PROMPT: Repeat all entries exactly.

RECORDS FOR PROCESSING:
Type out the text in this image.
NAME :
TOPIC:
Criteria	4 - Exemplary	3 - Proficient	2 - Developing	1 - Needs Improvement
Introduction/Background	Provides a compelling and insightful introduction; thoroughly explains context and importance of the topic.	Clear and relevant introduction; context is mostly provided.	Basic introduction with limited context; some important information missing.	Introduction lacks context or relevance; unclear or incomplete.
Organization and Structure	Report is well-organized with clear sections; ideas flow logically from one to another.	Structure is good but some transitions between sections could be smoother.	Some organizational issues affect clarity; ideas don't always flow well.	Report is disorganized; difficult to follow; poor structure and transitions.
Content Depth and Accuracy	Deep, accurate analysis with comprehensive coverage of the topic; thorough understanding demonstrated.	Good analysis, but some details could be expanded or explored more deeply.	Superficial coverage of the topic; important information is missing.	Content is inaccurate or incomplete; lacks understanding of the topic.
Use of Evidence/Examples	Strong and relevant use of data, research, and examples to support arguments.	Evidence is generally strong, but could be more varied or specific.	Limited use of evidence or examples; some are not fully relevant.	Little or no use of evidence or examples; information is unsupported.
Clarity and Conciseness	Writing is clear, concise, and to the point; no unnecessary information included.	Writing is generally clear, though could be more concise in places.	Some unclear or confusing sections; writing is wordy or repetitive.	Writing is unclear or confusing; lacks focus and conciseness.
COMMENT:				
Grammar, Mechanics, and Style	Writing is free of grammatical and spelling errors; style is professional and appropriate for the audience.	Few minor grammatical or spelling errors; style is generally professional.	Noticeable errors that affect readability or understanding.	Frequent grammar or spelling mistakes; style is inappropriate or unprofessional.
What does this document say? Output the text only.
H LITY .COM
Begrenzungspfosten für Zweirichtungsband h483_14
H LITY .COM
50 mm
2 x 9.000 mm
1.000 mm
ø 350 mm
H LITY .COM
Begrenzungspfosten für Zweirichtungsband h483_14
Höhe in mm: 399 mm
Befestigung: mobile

SOLUTION FOR THIS TASK:
Type out the text in this image.
NAME :
TOPIC:
Criteria	4 - Exemplary	3 - Proficient	2 - Developing	1 - Needs Improvement
Introduction/Background	Provides a compelling and insightful introduction; thoroughly explains context and importance of the topic.	Clear and relevant introduction; context is mostly provided.	Basic introduction with limited context; some important information missing.	Introduction lacks context or relevance; unclear or incomplete.
Organization and Structure	Report is well-organized with clear sections; ideas flow logically from one to another.	Structure is good but some transitions between sections could be smoother.	Some organizational issues affect clarity; ideas don't always flow well.	Report is disorganized; difficult to follow; poor structure and transitions.
Content Depth and Accuracy	Deep, accurate analysis with comprehensive coverage of the topic; thorough understanding demonstrated.	Good analysis, but some details could be expanded or explored more deeply.	Superficial coverage of the topic; important information is missing.	Content is inaccurate or incomplete; lacks understanding of the topic.
Use of Evidence/Examples	Strong and relevant use of data, research, and examples to support arguments.	Evidence is generally strong, but could be more varied or specific.	Limited use of evidence or examples; some are not fully relevant.	Little or no use of evidence or examples; information is unsupported.
Clarity and Conciseness	Writing is clear, concise, and to the point; no unnecessary information included.	Writing is generally clear, though could be more concise in places.	Some unclear or confusing sections; writing is wordy or repetitive.	Writing is unclear or confusing; lacks focus and conciseness.
COMMENT:				
Grammar, Mechanics, and Style	Writing is free of grammatical and spelling errors; style is professional and appropriate for the audience.	Few minor grammatical or spelling errors; style is generally professional.	Noticeable errors that affect readability or understanding.	Frequent grammar or spelling mistakes; style is inappropriate or unprofessional.
What does this document say? Output the text only.
H LITY .COM
Begrenzungspfosten für Zweirichtungsband h483_14
H LITY .COM
50 mm
2 x 9.000 mm
1.000 mm
ø 350 mm
H LITY .COM
Begrenzungspfosten für Zweirichtungsband h483_14
Höhe in mm: 399 mm
Befestigung: mobile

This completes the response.